• INFORMATION PROVIDED:
# # #
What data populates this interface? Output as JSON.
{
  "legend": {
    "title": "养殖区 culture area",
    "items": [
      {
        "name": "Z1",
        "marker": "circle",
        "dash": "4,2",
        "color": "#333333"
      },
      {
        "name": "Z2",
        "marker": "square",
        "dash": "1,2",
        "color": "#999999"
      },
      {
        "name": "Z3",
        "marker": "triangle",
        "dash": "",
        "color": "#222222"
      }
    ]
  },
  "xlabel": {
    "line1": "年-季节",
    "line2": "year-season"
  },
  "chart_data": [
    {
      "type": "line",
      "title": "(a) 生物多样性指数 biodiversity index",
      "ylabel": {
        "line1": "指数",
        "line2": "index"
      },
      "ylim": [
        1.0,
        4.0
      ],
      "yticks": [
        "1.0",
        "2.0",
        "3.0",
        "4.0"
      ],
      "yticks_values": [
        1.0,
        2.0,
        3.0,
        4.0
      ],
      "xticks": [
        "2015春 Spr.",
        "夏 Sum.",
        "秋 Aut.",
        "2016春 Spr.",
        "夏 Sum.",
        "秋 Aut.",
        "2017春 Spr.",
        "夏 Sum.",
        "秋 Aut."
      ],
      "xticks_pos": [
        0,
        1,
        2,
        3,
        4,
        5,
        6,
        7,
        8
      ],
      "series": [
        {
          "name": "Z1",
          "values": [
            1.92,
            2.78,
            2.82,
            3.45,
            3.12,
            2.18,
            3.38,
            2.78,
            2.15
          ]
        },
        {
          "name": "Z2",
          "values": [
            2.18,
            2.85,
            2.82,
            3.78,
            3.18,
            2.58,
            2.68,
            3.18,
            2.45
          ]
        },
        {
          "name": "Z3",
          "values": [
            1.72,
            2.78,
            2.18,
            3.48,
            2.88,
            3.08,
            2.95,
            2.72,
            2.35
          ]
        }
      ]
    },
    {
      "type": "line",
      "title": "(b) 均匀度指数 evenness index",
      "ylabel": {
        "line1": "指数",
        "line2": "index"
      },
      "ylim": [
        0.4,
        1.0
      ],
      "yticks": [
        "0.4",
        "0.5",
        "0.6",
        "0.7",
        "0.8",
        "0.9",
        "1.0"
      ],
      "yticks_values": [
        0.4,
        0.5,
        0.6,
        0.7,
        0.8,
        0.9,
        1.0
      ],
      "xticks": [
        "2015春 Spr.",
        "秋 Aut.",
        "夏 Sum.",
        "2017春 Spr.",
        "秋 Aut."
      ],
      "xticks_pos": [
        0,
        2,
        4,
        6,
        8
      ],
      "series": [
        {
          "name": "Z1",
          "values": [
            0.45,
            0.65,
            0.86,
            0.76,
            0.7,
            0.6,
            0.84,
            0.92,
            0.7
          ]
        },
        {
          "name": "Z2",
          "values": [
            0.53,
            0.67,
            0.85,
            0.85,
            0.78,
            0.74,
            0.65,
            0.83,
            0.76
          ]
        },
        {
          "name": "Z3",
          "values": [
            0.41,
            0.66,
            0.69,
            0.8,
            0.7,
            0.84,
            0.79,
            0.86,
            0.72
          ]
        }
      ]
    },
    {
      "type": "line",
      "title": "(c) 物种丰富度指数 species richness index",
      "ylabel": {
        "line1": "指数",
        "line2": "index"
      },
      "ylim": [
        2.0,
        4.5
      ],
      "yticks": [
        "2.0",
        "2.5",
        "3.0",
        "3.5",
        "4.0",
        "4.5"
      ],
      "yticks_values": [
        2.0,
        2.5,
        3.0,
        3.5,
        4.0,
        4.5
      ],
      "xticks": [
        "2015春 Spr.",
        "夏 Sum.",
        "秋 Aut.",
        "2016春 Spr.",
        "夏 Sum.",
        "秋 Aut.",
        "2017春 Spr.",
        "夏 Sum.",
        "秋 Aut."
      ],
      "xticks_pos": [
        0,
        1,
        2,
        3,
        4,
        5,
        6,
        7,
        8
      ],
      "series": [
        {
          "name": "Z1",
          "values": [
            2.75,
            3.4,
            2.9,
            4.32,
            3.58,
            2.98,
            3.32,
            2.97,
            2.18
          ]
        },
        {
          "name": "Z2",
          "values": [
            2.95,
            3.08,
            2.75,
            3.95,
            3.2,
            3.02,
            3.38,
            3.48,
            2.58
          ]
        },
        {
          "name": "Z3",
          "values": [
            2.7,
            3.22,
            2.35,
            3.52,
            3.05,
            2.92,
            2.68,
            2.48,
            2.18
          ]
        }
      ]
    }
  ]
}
# # #
• EXERCISE AIM:
Identify all lines where the word "marker" shows up. Copy them.

• OUTPUT OF THE EXERCISE:
        "marker": "circle",
        "marker": "square",
        "marker": "triangle",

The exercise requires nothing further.